(Dataset items)
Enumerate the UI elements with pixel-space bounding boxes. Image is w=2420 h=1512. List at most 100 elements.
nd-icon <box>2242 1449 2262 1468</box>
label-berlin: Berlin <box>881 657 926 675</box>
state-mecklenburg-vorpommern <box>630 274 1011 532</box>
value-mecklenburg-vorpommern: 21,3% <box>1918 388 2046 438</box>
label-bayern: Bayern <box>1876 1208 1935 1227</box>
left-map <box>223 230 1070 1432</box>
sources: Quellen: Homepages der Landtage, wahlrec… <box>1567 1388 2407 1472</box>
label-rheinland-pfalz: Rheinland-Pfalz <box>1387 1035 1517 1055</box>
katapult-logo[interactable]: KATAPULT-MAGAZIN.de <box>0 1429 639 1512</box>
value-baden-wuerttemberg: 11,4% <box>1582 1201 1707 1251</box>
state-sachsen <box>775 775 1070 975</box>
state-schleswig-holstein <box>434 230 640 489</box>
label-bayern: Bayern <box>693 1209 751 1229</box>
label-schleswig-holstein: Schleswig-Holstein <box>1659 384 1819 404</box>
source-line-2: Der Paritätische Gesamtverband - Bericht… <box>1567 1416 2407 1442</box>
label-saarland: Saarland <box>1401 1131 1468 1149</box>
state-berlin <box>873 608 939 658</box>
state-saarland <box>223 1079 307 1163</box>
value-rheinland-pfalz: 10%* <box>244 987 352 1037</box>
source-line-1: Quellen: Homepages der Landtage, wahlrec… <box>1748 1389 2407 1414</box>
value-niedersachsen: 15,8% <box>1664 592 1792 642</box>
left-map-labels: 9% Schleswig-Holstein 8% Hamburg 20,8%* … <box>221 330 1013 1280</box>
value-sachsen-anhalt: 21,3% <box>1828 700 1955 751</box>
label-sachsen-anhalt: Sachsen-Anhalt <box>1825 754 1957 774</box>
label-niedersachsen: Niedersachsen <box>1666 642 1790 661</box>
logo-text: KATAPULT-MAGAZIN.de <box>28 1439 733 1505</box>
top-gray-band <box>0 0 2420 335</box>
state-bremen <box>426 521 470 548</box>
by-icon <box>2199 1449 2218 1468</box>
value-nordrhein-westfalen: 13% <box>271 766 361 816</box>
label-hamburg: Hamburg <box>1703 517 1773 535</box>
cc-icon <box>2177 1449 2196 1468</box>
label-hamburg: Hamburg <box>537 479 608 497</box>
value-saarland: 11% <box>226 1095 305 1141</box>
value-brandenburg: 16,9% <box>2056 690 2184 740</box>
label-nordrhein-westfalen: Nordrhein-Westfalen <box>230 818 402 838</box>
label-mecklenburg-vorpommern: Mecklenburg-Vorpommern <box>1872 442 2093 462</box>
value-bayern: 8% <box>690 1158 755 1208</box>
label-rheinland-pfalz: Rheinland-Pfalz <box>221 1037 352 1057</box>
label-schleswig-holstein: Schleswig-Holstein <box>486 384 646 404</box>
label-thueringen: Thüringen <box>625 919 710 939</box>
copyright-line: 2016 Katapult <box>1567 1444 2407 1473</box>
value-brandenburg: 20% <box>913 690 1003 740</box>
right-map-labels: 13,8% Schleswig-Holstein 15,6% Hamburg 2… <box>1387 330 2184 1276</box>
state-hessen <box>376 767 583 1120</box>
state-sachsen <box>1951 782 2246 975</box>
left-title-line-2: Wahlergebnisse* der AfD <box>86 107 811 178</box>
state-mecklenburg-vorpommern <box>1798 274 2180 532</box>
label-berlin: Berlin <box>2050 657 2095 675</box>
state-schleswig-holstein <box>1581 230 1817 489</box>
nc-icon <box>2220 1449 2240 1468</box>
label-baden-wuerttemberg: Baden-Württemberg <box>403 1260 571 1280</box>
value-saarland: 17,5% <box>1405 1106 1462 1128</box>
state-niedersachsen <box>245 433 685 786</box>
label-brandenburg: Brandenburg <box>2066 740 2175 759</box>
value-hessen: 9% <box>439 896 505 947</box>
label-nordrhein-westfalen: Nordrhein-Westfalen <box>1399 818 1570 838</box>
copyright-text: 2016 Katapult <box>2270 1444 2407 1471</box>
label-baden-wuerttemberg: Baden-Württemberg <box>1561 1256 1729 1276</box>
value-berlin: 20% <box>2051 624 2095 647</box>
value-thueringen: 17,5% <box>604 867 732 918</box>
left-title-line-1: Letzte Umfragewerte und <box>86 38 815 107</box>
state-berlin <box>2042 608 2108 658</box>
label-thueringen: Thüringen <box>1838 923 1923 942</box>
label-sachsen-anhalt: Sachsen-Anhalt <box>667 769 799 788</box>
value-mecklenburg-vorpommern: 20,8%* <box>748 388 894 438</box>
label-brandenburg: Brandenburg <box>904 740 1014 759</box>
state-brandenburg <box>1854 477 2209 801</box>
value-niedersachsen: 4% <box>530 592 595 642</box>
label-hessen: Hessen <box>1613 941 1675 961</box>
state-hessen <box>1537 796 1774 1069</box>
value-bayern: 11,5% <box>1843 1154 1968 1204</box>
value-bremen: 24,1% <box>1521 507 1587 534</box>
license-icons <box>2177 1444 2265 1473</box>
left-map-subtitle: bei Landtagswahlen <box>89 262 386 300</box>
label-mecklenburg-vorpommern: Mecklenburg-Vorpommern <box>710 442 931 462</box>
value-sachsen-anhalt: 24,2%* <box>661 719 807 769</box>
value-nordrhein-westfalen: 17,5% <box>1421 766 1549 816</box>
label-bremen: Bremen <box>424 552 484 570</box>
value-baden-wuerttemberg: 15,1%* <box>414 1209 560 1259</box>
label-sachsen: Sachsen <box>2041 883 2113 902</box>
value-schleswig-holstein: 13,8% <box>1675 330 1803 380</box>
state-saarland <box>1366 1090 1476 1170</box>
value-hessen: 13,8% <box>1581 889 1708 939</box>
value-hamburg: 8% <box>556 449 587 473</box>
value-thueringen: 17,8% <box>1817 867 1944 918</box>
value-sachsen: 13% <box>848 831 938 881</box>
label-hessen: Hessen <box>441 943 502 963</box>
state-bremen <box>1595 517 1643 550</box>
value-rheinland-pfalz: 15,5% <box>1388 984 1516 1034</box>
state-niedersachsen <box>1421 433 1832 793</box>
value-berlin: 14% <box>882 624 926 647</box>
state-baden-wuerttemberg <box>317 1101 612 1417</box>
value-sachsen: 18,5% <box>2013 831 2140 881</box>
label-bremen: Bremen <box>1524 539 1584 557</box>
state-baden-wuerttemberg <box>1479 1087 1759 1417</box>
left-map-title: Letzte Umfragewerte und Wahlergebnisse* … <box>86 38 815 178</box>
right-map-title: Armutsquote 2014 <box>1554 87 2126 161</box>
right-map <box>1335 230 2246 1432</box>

> **Goal**:
Convert the data from its first line through the line containing "state-mecklenburg-vorpommern <box>630 274" into a numbered list, leaving out any blank lines.

> **Right answer**:
1. Enumerate the UI elements with pixel-space bounding boxes. Image is w=2420 h=1512. List at most 100 elements.
2. nd-icon <box>2242 1449 2262 1468</box>
3. label-berlin: Berlin <box>881 657 926 675</box>
4. state-mecklenburg-vorpommern <box>630 274 1011 532</box>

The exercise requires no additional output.